#### [Source excerpt]
**********

A small, rural town of roughly 40,000 people, the city has now found itself at the center of a homeless crisis plaguing major cities across the U.S.

“We’re in this situation not because we want to be. We’re in this situation because we don’t have a choice right now,” Cruz, 49, said in an interview.

For years, Grants Pass has been embroiled in a contentious lawsuit with homeless residents like Cruz, who argue that anti-camping ordinances enacted by the city — including fines for sleeping in any park or public space — violate their constitutional rights.

Helen Cruz  (Dan Dvorak / NBC News)
Helen Cruz (Dan Dvorak / NBC News)

The legal battle has now gone all the way to the U.S. Supreme Court, which is scheduled to hear arguments in the case on April 22. The decision could affect how cities nationwide address homelessness in their communities.

Cruz, who couldn’t afford rent, said she often slept in a tent in a city park. Although she is no longer homeless — working and living at a small local church — she said she still has more than $6,000 in tickets and fines.

“My credit is shot. I have no credit. None,” Cruz said. “Anything they want to write a ticket for, they do.”

Cruz and other residents say that because Grants Pass has no low-barrier, full-time homeless shelter, they have no alternative but the street. It’s for that reason they argue the city has violated the Eighth Amendment to the Constitution, barring cruel and unusual punishment.

**********

#### [Material supplied]
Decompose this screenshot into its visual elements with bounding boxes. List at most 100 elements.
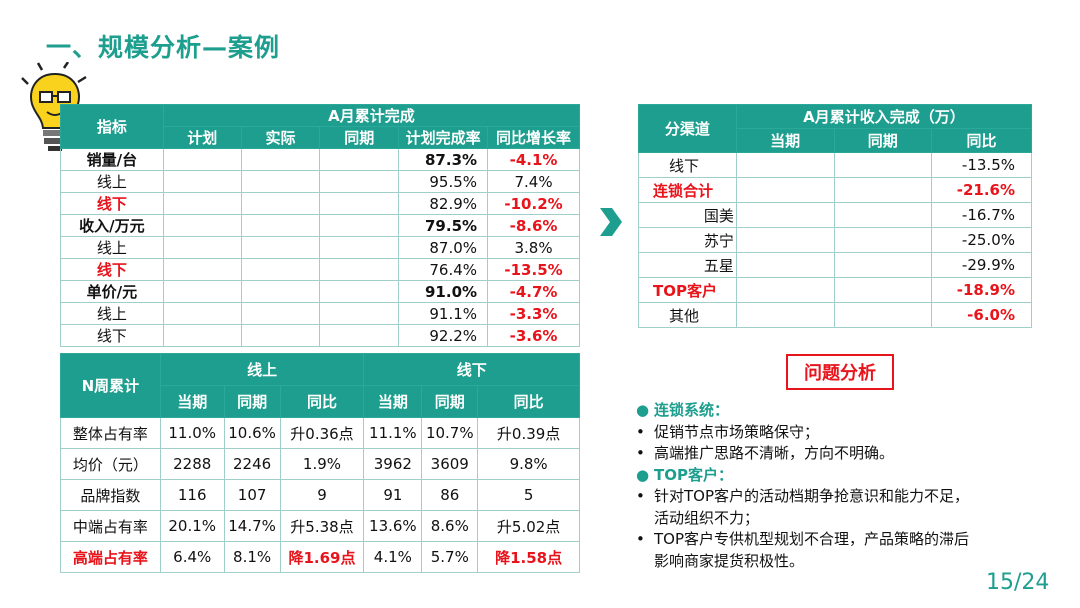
row-label: 均价（元） [60, 448, 161, 480]
plan-rate: 95.5% [398, 170, 489, 193]
yoy-growth: 3.8% [487, 236, 580, 259]
note-item: • 促销节点市场策略保守； [636, 422, 1056, 444]
cell: 10.6% [223, 417, 281, 449]
table-row: 线下 92.2% -3.6% [60, 324, 580, 347]
row-label: TOP客户 [638, 277, 737, 303]
bullet-icon: ● [636, 465, 650, 484]
table-row: 整体占有率 11.0% 10.6% 升0.36点 11.1% 10.7% 升0.39点 [60, 417, 580, 449]
row-label: 线下 [60, 324, 164, 347]
cell: 9.8% [477, 448, 580, 480]
cell: 升0.39点 [477, 417, 580, 449]
col-header: 同期 [833, 128, 933, 153]
yoy-growth: 7.4% [487, 170, 580, 193]
plan-rate: 91.0% [398, 280, 489, 303]
offline-group-header: 线下 [363, 353, 580, 386]
page-number: 15/24 [986, 570, 1050, 595]
cell: 升0.36点 [279, 417, 365, 449]
channel-revenue-table: 分渠道 A月累计收入完成（万） 当期 同期 同比 线下 -13.5% 连锁合计 -2… [638, 104, 1033, 328]
cell: 10.7% [421, 417, 479, 449]
cell: 9 [279, 479, 365, 511]
col-header: 同期 [319, 126, 400, 149]
yoy-growth: -8.6% [487, 214, 580, 237]
note-item: 影响商家提货积极性。 [654, 551, 805, 570]
note-heading: ● 连锁系统： [636, 400, 1056, 422]
yoy-value: -13.5% [931, 152, 1032, 178]
table-row: 连锁合计 -21.6% [638, 177, 1032, 203]
cell: 降1.58点 [477, 541, 580, 573]
cell: 6.4% [159, 541, 225, 573]
problem-analysis-label: 问题分析 [786, 354, 894, 390]
col-header: 当期 [159, 385, 225, 418]
col-header: 实际 [240, 126, 321, 149]
table-row: 中端占有率 20.1% 14.7% 升5.38点 13.6% 8.6% 升5.02点 [60, 510, 580, 542]
table-row: 国美 -16.7% [638, 202, 1032, 228]
monthly-group-header: A月累计完成 [162, 104, 581, 127]
table-row: 线上 91.1% -3.3% [60, 302, 580, 325]
row-label: 单价/元 [60, 280, 164, 303]
col-header: 计划 [162, 126, 242, 149]
plan-rate: 91.1% [398, 302, 489, 325]
col-header: 计划完成率 [398, 126, 489, 149]
bullet-icon: • [636, 487, 645, 505]
cell: 14.7% [223, 510, 281, 542]
col-header: 同比增长率 [487, 126, 580, 149]
yoy-value: -21.6% [931, 177, 1032, 203]
col-header: 同比 [279, 385, 365, 418]
table-row: 线上 87.0% 3.8% [60, 236, 580, 259]
row-label: 品牌指数 [60, 479, 161, 511]
row-label: 五星 [638, 252, 737, 278]
cell: 91 [363, 479, 423, 511]
row-label: 国美 [638, 202, 737, 228]
table-row: 高端占有率 6.4% 8.1% 降1.69点 4.1% 5.7% 降1.58点 [60, 541, 580, 573]
table-row: 五星 -29.9% [638, 252, 1032, 278]
weekly-share-table: N周累计 线上 线下 当期 同期 同比 当期 同期 同比 整体占有率 11.0% 1… [60, 353, 580, 573]
row-label: 高端占有率 [60, 541, 161, 573]
cell: 116 [159, 479, 225, 511]
weekly-header: N周累计 [60, 353, 161, 418]
table-row: 苏宁 -25.0% [638, 227, 1032, 253]
channel-header: 分渠道 [638, 104, 737, 153]
table-row: 品牌指数 116 107 9 91 86 5 [60, 479, 580, 511]
col-header: 同比 [931, 128, 1032, 153]
cell: 5 [477, 479, 580, 511]
yoy-value: -29.9% [931, 252, 1032, 278]
cell: 升5.38点 [279, 510, 365, 542]
yoy-value: -16.7% [931, 202, 1032, 228]
note-heading: ● TOP客户： [636, 465, 1056, 487]
table-row: 均价（元） 2288 2246 1.9% 3962 3609 9.8% [60, 448, 580, 480]
plan-rate: 87.0% [398, 236, 489, 259]
col-header: 当期 [735, 128, 835, 153]
cell: 11.0% [159, 417, 225, 449]
cell: 8.6% [421, 510, 479, 542]
plan-rate: 87.3% [398, 148, 489, 171]
yoy-growth: -3.6% [487, 324, 580, 347]
bullet-icon: • [636, 530, 645, 548]
plan-rate: 76.4% [398, 258, 489, 281]
indicator-header: 指标 [60, 104, 164, 149]
row-label: 销量/台 [60, 148, 164, 171]
cell: 8.1% [223, 541, 281, 573]
cell: 20.1% [159, 510, 225, 542]
table-row: 线下 -13.5% [638, 152, 1032, 178]
row-label: 线下 [638, 152, 737, 178]
analysis-notes: ● 连锁系统： • 促销节点市场策略保守； • 高端推广思路不清晰，方向不明确。 ● T… [636, 400, 1056, 572]
revenue-group-header: A月累计收入完成（万） [735, 104, 1033, 129]
yoy-value: -18.9% [931, 277, 1032, 303]
col-header: 当期 [363, 385, 423, 418]
yoy-growth: -10.2% [487, 192, 580, 215]
cell: 2288 [159, 448, 225, 480]
plan-rate: 79.5% [398, 214, 489, 237]
plan-rate: 82.9% [398, 192, 489, 215]
note-item: • TOP客户专供机型规划不合理，产品策略的滞后 [636, 529, 1056, 551]
yoy-growth: -4.1% [487, 148, 580, 171]
table-row: 其他 -6.0% [638, 302, 1032, 328]
col-header: 同期 [421, 385, 479, 418]
table-row: 线下 76.4% -13.5% [60, 258, 580, 281]
note-item: • 针对TOP客户的活动档期争抢意识和能力不足， [636, 486, 1056, 508]
row-label: 中端占有率 [60, 510, 161, 542]
online-group-header: 线上 [159, 353, 365, 386]
col-header: 同比 [477, 385, 580, 418]
cell: 3609 [421, 448, 479, 480]
col-header: 同期 [223, 385, 281, 418]
yoy-growth: -4.7% [487, 280, 580, 303]
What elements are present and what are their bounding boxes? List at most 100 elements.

**********

#### [Set problem 1]
From the excerpt about homelessness in Grants Pass, print the passage starting with "For years, Grants" and going on through "their constitutional rights.".
#### [Set problem 2]
Write the next part of the article on the Grants Pass homelessness lawsuit, picking up after its final sentence.

#### [Exercise result 1]
For years, Grants Pass has been embroiled in a contentious lawsuit with homeless residents like Cruz, who argue that anti-camping ordinances enacted by the city — including fines for sleeping in any park or public space — violate their constitutional rights.

#### [Exercise result 2]
“They are saying because we don’t have that white picket fence that we’re not allowed to live,” Cruz said. “And we don’t have any place to go.”

The flip side, local officials say, is a city dotted with tents and frustrated residents who feel they can’t use their public parks.

“I think there is a lot of crime happening in these parks,” Police Chief Warren Hensman said. “And I think our city — it deserves to have the ability to hold people accountable to bad behavior. ... I don’t think I or anybody else wants to make it difficult for somebody.”

Pointing to a nearby row of tents, he said: “We want to support, we want to help people, but the reality is, this in and of itself is inhumane.”

Grants Pass, like many cities, is also dealing with a housing shortage. Over the past two decades, as more people moved in, housing costs went up, forcing a growing number of people onto the streets.

According to the U.S. census, the population of Grants Pass was nearly 23,000 in 2000. It’s now nearly 40,000.

“I would be surprised if there are very many apartments that you could find for less than $1,200 a month in Grants Pass,” Ed Johnson, an Oregon Law Center attorney representing the city’s homeless residents, said in an interview. “It’s very difficult to find housing.”

The Grants Pass case arrived at the Supreme Court after the 9th U.S. Circuit Court of Appeals sided with the city’s homeless residents. The appeals court ruled 2-1 that the city, which is about 250 miles south of Portland, can’t “enforce its anti-camping ordinances against homeless persons for the mere act of sleeping outside with rudimentary protection from the elements, or for sleeping in their car at night, when there is no other place in the city for them to go.”

The decision applies only in situations in which homeless people “are engaging in conduct necessary to protect themselves from the elements when there is no shelter space available,” the court added.

Grants Pass appealed, and the Supreme Court decided to take it up.

Among those watching the outcome: California Gov. Gavin Newsom, who is among several Democrats who have called on the court to side with the city and against those arguing against any limits on outdoor camping.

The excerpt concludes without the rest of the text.